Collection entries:
____

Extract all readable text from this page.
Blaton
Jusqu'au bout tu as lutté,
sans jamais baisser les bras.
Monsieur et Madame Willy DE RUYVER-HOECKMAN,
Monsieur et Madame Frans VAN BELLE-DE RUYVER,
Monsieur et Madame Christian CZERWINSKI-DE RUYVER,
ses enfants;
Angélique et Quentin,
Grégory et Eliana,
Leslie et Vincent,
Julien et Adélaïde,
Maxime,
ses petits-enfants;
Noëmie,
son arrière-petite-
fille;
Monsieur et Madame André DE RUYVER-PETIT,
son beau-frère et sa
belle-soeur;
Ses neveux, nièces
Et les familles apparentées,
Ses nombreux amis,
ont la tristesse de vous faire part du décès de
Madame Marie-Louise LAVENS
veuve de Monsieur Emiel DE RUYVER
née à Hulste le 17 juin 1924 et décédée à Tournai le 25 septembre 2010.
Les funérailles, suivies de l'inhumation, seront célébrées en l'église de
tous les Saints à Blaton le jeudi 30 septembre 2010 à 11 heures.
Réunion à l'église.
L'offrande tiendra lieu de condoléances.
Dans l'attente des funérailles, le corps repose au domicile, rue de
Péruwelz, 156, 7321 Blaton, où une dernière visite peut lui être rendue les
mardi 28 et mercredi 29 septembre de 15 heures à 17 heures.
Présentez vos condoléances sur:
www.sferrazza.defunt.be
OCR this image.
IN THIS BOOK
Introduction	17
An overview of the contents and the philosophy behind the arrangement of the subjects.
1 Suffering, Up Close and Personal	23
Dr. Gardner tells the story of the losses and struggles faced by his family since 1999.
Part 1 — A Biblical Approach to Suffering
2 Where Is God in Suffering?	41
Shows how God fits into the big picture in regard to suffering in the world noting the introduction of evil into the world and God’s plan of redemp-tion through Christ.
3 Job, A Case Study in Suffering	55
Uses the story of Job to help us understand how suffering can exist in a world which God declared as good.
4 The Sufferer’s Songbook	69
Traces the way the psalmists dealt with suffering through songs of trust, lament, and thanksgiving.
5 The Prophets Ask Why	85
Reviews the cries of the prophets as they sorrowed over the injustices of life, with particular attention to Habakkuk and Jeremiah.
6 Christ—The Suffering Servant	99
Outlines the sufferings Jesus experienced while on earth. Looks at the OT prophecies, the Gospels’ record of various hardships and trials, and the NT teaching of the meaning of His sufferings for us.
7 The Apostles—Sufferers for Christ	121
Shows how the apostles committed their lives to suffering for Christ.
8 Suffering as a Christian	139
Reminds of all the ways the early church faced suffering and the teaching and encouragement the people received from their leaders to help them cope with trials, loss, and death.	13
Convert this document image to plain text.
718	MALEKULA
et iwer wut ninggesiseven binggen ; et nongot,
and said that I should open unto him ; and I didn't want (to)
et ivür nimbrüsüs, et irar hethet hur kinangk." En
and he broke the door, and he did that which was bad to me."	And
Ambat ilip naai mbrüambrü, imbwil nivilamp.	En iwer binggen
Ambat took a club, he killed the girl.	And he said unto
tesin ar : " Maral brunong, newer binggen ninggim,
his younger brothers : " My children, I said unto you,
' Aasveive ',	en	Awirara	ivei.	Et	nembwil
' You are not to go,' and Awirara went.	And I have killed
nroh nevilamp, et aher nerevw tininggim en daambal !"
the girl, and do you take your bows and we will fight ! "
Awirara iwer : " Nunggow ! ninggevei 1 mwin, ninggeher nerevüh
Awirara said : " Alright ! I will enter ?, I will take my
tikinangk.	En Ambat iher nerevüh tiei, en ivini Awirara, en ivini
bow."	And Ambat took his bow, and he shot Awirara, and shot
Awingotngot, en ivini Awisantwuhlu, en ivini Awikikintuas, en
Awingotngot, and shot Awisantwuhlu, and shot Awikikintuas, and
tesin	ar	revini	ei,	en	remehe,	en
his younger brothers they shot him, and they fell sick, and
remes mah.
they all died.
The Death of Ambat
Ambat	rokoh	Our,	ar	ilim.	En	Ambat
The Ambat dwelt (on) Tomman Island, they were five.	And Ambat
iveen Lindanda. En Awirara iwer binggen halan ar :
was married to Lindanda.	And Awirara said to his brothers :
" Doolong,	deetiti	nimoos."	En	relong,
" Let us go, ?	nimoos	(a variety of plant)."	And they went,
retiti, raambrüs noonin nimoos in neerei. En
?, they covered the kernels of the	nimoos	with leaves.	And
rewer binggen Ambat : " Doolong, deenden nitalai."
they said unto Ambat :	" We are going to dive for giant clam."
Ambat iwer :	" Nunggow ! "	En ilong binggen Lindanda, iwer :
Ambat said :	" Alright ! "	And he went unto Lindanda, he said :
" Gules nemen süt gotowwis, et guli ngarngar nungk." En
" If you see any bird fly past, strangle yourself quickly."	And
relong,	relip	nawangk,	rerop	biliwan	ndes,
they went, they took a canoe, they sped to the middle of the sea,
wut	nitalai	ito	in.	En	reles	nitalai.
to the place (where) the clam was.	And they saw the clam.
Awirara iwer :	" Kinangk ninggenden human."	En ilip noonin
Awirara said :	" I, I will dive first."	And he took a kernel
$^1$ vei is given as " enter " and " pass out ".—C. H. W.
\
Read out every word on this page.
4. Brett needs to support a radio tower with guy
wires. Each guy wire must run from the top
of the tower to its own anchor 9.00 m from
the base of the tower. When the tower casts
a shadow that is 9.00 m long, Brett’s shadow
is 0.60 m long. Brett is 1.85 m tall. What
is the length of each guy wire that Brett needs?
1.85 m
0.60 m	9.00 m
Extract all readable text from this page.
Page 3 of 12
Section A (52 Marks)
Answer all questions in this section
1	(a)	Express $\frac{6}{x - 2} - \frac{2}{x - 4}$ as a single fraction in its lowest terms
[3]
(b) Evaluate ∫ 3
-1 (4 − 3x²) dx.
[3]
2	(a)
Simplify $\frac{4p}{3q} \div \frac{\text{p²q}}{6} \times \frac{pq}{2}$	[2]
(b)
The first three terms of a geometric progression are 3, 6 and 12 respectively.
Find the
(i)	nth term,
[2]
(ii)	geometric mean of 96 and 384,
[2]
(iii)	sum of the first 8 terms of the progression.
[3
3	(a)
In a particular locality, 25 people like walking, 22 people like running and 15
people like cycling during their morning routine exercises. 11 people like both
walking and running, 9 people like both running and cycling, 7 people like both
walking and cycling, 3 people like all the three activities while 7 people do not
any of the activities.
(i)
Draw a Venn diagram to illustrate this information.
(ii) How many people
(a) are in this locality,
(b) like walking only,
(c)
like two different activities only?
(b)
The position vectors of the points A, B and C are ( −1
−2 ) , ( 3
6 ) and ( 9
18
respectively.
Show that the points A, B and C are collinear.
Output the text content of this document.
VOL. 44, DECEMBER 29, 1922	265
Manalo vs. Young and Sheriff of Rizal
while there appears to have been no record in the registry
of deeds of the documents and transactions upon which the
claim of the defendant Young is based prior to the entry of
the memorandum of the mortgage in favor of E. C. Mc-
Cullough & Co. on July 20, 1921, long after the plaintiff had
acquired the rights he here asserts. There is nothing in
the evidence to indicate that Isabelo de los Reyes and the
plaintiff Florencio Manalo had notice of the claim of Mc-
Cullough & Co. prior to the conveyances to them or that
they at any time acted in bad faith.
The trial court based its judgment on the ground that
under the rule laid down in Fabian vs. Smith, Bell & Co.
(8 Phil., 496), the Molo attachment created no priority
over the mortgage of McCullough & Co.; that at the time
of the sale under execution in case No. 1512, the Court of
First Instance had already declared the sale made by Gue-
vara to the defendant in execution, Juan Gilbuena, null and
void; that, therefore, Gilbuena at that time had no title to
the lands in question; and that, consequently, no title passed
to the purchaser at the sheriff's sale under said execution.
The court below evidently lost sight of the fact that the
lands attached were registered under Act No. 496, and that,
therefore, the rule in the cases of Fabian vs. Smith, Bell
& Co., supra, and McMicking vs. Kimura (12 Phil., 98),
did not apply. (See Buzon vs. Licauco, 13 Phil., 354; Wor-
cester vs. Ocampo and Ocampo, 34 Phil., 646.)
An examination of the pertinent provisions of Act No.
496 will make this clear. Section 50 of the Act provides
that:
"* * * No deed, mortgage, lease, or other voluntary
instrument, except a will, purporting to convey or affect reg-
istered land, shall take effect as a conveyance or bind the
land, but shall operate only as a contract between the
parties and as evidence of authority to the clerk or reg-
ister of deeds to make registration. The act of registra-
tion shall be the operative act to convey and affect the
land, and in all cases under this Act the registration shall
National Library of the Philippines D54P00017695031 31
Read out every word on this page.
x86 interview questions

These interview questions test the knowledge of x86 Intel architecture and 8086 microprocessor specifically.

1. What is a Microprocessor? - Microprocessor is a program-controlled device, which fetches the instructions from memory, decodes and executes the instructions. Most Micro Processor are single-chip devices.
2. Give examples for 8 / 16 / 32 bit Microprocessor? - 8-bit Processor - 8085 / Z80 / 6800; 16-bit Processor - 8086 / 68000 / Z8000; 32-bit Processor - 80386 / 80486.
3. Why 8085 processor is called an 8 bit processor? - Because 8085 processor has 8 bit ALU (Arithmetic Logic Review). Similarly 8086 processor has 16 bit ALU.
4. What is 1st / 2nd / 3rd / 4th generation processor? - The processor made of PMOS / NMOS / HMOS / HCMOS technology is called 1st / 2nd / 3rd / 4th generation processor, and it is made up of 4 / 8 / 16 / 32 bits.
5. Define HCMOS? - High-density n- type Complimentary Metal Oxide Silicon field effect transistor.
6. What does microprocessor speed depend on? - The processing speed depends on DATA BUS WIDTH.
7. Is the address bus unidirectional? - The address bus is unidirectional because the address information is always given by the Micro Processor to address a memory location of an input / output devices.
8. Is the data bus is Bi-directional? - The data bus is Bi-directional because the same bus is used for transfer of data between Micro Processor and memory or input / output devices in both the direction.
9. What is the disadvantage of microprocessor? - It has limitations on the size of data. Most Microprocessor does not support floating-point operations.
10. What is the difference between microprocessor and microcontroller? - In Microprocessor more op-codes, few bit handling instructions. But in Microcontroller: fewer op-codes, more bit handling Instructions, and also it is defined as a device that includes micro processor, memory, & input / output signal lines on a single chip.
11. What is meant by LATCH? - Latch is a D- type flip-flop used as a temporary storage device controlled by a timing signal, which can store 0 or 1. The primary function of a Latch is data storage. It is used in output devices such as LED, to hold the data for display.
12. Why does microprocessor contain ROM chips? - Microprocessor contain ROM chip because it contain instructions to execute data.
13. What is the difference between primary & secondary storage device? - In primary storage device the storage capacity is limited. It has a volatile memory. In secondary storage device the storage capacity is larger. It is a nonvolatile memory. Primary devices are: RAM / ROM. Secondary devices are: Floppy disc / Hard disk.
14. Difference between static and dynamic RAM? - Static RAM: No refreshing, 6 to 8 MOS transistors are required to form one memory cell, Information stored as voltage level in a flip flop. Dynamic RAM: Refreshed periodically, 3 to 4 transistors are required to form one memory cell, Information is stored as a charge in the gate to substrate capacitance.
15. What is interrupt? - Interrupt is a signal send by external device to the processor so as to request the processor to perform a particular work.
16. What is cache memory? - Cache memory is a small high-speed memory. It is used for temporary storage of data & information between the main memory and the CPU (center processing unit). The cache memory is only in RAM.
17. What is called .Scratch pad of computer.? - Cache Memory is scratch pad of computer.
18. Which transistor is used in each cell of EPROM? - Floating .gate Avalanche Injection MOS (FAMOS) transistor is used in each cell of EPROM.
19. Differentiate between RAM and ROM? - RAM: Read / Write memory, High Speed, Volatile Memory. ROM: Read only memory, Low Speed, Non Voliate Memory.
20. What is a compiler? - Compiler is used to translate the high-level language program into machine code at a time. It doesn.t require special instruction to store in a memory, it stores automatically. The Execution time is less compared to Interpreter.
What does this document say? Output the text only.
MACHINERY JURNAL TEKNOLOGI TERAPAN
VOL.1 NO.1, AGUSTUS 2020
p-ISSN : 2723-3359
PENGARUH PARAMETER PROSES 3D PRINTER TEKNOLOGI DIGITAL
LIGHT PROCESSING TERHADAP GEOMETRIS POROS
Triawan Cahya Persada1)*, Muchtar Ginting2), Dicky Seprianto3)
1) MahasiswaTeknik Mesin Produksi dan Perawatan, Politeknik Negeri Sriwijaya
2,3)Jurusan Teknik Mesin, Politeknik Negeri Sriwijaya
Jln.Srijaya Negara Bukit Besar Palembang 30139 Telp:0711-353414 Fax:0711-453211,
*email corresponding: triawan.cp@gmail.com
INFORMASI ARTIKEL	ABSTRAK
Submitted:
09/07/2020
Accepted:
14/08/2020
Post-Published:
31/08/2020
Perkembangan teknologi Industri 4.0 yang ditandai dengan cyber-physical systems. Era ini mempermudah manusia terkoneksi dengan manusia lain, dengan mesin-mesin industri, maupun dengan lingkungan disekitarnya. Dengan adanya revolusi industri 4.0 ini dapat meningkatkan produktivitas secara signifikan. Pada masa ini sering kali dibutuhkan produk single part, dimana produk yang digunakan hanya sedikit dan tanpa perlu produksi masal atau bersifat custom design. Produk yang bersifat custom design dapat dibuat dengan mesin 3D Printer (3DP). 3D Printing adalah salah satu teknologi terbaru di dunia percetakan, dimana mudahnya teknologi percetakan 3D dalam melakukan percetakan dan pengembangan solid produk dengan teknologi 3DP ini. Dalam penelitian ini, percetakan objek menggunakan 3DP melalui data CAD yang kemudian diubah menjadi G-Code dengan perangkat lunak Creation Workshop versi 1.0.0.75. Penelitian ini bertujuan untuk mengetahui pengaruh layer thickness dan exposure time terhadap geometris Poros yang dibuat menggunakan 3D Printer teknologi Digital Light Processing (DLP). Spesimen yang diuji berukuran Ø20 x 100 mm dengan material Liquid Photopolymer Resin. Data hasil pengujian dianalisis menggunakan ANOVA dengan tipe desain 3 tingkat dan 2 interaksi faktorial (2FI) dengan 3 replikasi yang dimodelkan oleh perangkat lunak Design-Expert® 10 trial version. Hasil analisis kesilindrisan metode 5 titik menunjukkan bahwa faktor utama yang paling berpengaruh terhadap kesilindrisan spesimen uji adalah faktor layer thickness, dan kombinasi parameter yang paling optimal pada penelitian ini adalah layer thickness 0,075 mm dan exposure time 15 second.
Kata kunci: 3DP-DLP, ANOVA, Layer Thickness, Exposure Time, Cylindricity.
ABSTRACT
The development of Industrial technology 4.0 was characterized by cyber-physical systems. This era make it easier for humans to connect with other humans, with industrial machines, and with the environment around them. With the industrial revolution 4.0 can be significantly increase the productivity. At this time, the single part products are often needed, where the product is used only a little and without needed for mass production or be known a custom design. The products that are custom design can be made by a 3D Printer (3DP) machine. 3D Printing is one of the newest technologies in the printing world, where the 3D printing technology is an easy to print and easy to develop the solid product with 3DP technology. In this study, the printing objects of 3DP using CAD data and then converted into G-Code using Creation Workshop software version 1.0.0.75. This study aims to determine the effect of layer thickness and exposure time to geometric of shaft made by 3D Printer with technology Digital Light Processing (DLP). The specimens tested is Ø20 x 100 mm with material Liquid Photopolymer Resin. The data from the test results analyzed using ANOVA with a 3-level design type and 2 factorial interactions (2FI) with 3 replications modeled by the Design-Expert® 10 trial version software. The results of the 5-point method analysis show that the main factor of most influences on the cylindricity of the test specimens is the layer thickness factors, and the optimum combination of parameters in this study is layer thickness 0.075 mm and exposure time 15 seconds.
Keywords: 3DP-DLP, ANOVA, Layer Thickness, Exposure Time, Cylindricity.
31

____

(Exercise description): From the entries above, extract each line containing "RUYVER".

(Answer to this task):
Monsieur et Madame Willy DE RUYVER-HOECKMAN,
Monsieur et Madame Frans VAN BELLE-DE RUYVER,
Monsieur et Madame Christian CZERWINSKI-DE RUYVER,
Monsieur et Madame André DE RUYVER-PETIT,
veuve de Monsieur Emiel DE RUYVER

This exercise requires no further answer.